====== Records for processing ======

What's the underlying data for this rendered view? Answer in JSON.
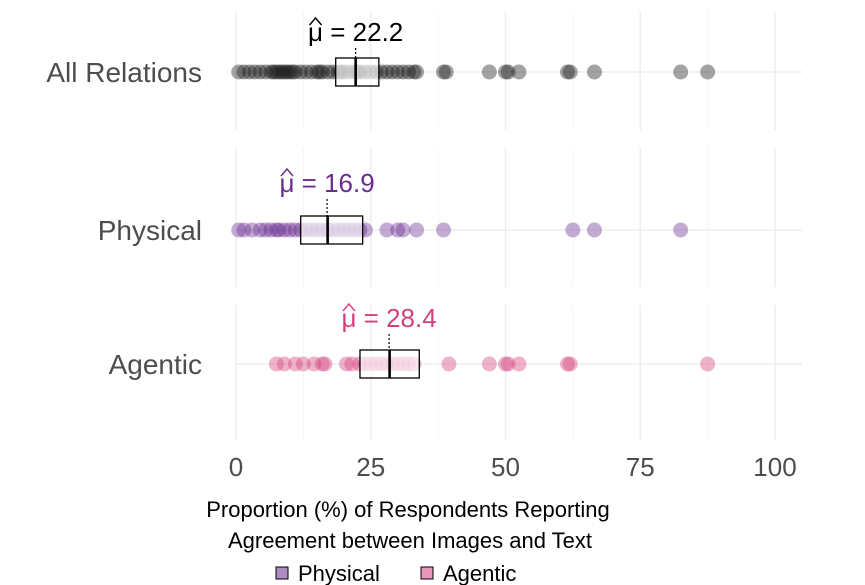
{
  "chart_data": {
    "type": "scatter",
    "title": "",
    "xlabel": [
      "Proportion (%) of Respondents Reporting",
      "Agreement between Images and Text"
    ],
    "xlim": [
      0,
      105
    ],
    "x_ticks": [
      0,
      25,
      50,
      75,
      100
    ],
    "x_tick_labels": [
      "0",
      "25",
      "50",
      "75",
      "100"
    ],
    "grid": true,
    "colors": {
      "all": "#1a1a1a",
      "physical": "#6a2c91",
      "agentic": "#d4407e"
    },
    "panels": [
      {
        "id": "all",
        "label": "All Relations",
        "mean_symbol": "μ",
        "mean_text": " = 22.2",
        "mean": 22.2,
        "box": {
          "q1": 18.5,
          "median": 22.2,
          "q3": 26.5
        },
        "points": [
          0.5,
          1.5,
          2.5,
          3.5,
          4.5,
          5.5,
          6.5,
          7,
          7.5,
          8,
          8.5,
          9,
          9.5,
          10,
          10.5,
          11,
          12,
          13,
          14,
          15,
          15.5,
          16,
          17,
          18,
          19,
          19.5,
          20,
          21,
          22,
          22.5,
          23,
          24,
          25,
          26,
          27,
          28,
          29,
          30,
          31,
          32,
          33,
          33.5,
          38.5,
          39,
          47,
          50,
          50.5,
          52.5,
          61.5,
          62,
          66.5,
          82.5,
          87.5
        ]
      },
      {
        "id": "physical",
        "label": "Physical",
        "mean_symbol": "μ",
        "mean_text": " = 16.9",
        "mean": 16.9,
        "box": {
          "q1": 12,
          "median": 17,
          "q3": 23.5
        },
        "points": [
          0.5,
          1.5,
          3,
          4.5,
          5.5,
          6.5,
          7.5,
          8,
          9,
          10,
          11,
          12,
          13,
          14,
          15,
          16,
          17,
          18,
          19,
          20,
          21,
          22,
          23,
          24,
          28,
          30,
          31,
          33.5,
          38.5,
          62.5,
          66.5,
          82.5
        ]
      },
      {
        "id": "agentic",
        "label": "Agentic",
        "mean_symbol": "μ",
        "mean_text": " = 28.4",
        "mean": 28.4,
        "box": {
          "q1": 23,
          "median": 28.5,
          "q3": 34
        },
        "points": [
          7.5,
          9,
          11,
          12.5,
          14.5,
          16,
          16.5,
          20.5,
          21.5,
          23,
          24,
          25,
          26,
          27,
          28,
          29,
          30,
          31,
          32,
          33,
          39.5,
          47,
          50,
          50.5,
          52.5,
          61.5,
          62,
          87.5
        ]
      }
    ],
    "legend": {
      "position": "bottom",
      "items": [
        {
          "name": "Physical",
          "color": "#6a2c91"
        },
        {
          "name": "Agentic",
          "color": "#d4407e"
        }
      ]
    }
  }
}
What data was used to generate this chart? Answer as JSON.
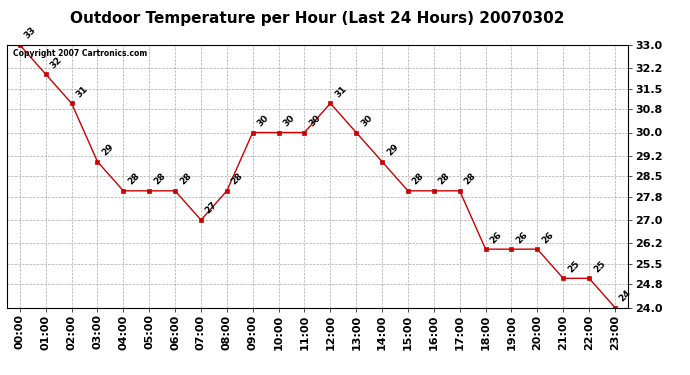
{
  "title": "Outdoor Temperature per Hour (Last 24 Hours) 20070302",
  "copyright_text": "Copyright 2007 Cartronics.com",
  "hours": [
    "00:00",
    "01:00",
    "02:00",
    "03:00",
    "04:00",
    "05:00",
    "06:00",
    "07:00",
    "08:00",
    "09:00",
    "10:00",
    "11:00",
    "12:00",
    "13:00",
    "14:00",
    "15:00",
    "16:00",
    "17:00",
    "18:00",
    "19:00",
    "20:00",
    "21:00",
    "22:00",
    "23:00"
  ],
  "temperatures": [
    33,
    32,
    31,
    29,
    28,
    28,
    28,
    27,
    28,
    30,
    30,
    30,
    31,
    30,
    29,
    28,
    28,
    28,
    26,
    26,
    26,
    25,
    25,
    24
  ],
  "line_color": "#cc0000",
  "marker_color": "#cc0000",
  "bg_color": "#ffffff",
  "grid_color": "#aaaaaa",
  "ylim_min": 24.0,
  "ylim_max": 33.0,
  "yticks": [
    24.0,
    24.8,
    25.5,
    26.2,
    27.0,
    27.8,
    28.5,
    29.2,
    30.0,
    30.8,
    31.5,
    32.2,
    33.0
  ],
  "label_fontsize": 8,
  "title_fontsize": 11,
  "annotation_fontsize": 6.5
}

======

From the line containing "What data was" down to the last line of the data, print every line exactly and nothing else. Pictures stay out of the copy.

What data was used to generate this chart? Answer as JSON.
{
  "title": "Outdoor Temperature per Hour (Last 24 Hours) 20070302",
  "copyright_text": "Copyright 2007 Cartronics.com",
  "hours": [
    "00:00",
    "01:00",
    "02:00",
    "03:00",
    "04:00",
    "05:00",
    "06:00",
    "07:00",
    "08:00",
    "09:00",
    "10:00",
    "11:00",
    "12:00",
    "13:00",
    "14:00",
    "15:00",
    "16:00",
    "17:00",
    "18:00",
    "19:00",
    "20:00",
    "21:00",
    "22:00",
    "23:00"
  ],
  "temperatures": [
    33,
    32,
    31,
    29,
    28,
    28,
    28,
    27,
    28,
    30,
    30,
    30,
    31,
    30,
    29,
    28,
    28,
    28,
    26,
    26,
    26,
    25,
    25,
    24
  ],
  "line_color": "#cc0000",
  "marker_color": "#cc0000",
  "bg_color": "#ffffff",
  "grid_color": "#aaaaaa",
  "ylim_min": 24.0,
  "ylim_max": 33.0,
  "yticks": [
    24.0,
    24.8,
    25.5,
    26.2,
    27.0,
    27.8,
    28.5,
    29.2,
    30.0,
    30.8,
    31.5,
    32.2,
    33.0
  ],
  "label_fontsize": 8,
  "title_fontsize": 11,
  "annotation_fontsize": 6.5
}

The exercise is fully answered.